Assemble all lines in which the string "Ненецкого" appears.
━━━ Dataset ━━━
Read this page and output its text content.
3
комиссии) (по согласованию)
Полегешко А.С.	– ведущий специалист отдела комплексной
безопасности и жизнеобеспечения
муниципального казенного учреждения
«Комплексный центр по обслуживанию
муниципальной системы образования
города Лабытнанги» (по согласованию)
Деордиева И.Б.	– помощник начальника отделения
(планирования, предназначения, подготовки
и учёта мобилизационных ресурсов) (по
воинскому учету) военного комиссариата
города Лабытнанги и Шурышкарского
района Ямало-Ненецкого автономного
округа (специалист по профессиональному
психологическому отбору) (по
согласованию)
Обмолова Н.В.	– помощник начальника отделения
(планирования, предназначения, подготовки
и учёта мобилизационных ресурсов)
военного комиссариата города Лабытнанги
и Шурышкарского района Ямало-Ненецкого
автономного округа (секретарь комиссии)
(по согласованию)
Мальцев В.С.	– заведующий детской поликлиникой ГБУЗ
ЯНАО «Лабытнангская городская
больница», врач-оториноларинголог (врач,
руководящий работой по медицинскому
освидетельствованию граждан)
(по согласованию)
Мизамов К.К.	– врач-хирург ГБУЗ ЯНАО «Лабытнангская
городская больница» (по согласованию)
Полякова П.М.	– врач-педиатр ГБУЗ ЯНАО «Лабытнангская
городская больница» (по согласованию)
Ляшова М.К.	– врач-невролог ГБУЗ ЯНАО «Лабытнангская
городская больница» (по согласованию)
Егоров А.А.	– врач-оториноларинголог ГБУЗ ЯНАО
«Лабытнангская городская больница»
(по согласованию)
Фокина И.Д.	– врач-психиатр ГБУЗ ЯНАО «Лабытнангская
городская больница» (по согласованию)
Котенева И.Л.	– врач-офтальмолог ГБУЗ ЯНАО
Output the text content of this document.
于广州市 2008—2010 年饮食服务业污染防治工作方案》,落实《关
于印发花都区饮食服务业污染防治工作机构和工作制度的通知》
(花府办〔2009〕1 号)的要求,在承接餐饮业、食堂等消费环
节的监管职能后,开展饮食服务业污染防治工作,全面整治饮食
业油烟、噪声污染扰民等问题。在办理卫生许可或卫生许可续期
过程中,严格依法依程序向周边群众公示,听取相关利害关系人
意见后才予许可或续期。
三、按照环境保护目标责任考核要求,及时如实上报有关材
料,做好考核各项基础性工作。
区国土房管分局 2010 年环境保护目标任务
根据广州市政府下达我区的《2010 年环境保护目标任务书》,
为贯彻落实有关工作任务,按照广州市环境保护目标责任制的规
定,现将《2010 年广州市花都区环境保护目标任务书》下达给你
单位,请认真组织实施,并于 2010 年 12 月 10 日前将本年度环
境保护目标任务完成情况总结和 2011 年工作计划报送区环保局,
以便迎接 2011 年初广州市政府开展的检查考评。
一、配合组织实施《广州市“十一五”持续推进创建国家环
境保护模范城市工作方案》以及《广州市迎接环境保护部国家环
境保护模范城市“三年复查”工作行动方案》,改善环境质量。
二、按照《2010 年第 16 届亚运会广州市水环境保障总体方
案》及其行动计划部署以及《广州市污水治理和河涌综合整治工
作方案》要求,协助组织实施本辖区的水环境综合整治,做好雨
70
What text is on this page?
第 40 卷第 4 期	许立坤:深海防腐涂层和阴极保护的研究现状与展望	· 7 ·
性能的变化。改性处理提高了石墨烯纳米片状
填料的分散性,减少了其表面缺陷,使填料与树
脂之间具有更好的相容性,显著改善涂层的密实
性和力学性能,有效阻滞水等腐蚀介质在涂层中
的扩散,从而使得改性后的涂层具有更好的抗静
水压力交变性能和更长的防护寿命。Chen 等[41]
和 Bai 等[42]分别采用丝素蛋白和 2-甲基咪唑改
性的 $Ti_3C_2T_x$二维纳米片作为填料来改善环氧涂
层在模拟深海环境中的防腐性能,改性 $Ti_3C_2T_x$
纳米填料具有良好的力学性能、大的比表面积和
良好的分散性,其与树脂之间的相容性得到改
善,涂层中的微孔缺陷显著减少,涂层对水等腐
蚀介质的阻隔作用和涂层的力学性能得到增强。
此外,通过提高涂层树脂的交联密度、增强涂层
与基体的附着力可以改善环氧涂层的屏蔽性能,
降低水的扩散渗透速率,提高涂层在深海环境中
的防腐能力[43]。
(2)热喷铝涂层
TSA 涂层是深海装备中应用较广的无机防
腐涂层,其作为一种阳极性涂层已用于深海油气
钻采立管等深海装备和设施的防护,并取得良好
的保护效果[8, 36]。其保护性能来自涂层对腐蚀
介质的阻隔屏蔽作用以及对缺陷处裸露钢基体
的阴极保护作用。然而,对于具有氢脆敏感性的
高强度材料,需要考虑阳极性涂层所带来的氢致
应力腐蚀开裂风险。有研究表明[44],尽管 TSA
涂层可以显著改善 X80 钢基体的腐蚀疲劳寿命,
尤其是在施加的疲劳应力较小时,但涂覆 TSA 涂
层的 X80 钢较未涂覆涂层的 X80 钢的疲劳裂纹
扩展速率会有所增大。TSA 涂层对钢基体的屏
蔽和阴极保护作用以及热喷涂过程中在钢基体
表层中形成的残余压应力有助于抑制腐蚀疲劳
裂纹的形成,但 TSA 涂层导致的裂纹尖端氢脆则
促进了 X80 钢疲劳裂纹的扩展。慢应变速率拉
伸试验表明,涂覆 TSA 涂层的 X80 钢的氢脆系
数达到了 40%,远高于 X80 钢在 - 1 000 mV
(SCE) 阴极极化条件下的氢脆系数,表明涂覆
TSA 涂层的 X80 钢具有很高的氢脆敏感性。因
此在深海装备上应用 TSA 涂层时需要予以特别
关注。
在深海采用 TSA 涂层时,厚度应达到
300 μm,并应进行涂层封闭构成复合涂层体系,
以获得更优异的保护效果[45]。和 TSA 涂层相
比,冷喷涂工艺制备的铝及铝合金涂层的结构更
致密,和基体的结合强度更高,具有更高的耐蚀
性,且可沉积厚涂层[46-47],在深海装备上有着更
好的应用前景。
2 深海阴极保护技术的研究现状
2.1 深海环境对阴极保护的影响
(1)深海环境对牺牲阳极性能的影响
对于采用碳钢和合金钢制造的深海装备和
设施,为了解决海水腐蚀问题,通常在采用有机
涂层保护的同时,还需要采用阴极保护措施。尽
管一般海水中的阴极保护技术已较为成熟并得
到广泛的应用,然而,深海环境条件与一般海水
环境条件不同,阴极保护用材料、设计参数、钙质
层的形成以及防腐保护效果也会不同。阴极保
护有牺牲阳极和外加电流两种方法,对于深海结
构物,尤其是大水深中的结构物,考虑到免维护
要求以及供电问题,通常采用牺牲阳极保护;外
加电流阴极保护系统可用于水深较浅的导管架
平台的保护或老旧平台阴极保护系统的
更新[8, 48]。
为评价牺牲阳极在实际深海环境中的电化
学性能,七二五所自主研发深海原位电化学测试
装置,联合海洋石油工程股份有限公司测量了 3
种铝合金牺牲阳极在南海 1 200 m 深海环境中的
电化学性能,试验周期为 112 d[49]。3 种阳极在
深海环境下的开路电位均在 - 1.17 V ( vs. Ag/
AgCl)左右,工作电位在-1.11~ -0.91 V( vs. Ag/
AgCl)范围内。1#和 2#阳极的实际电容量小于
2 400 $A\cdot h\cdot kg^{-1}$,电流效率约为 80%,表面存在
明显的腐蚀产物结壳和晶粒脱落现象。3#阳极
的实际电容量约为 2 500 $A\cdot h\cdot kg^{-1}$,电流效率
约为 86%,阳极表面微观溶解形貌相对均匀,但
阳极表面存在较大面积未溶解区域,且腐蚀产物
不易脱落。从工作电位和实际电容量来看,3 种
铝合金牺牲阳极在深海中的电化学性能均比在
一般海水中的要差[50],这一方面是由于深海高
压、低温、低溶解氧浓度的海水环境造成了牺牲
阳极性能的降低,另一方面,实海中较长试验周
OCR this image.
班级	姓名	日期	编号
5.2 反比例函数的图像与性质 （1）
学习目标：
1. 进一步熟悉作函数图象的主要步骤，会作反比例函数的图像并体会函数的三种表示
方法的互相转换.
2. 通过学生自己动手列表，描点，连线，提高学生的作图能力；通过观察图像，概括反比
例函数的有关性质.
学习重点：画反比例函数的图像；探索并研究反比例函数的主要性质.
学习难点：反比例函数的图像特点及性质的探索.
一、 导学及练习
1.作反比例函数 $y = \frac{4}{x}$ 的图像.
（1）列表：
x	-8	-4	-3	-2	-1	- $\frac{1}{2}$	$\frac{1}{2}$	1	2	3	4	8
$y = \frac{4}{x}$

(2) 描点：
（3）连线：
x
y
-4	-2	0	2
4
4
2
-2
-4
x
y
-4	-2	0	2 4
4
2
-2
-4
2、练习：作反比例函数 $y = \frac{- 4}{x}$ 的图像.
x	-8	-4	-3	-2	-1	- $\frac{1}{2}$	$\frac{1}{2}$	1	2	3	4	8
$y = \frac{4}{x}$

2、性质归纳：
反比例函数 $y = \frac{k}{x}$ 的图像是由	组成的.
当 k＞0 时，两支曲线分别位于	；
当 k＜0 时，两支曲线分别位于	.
━━━
:: Written solution ::
района Ямало-Ненецкого автономного
и Шурышкарского района Ямало-Ненецкого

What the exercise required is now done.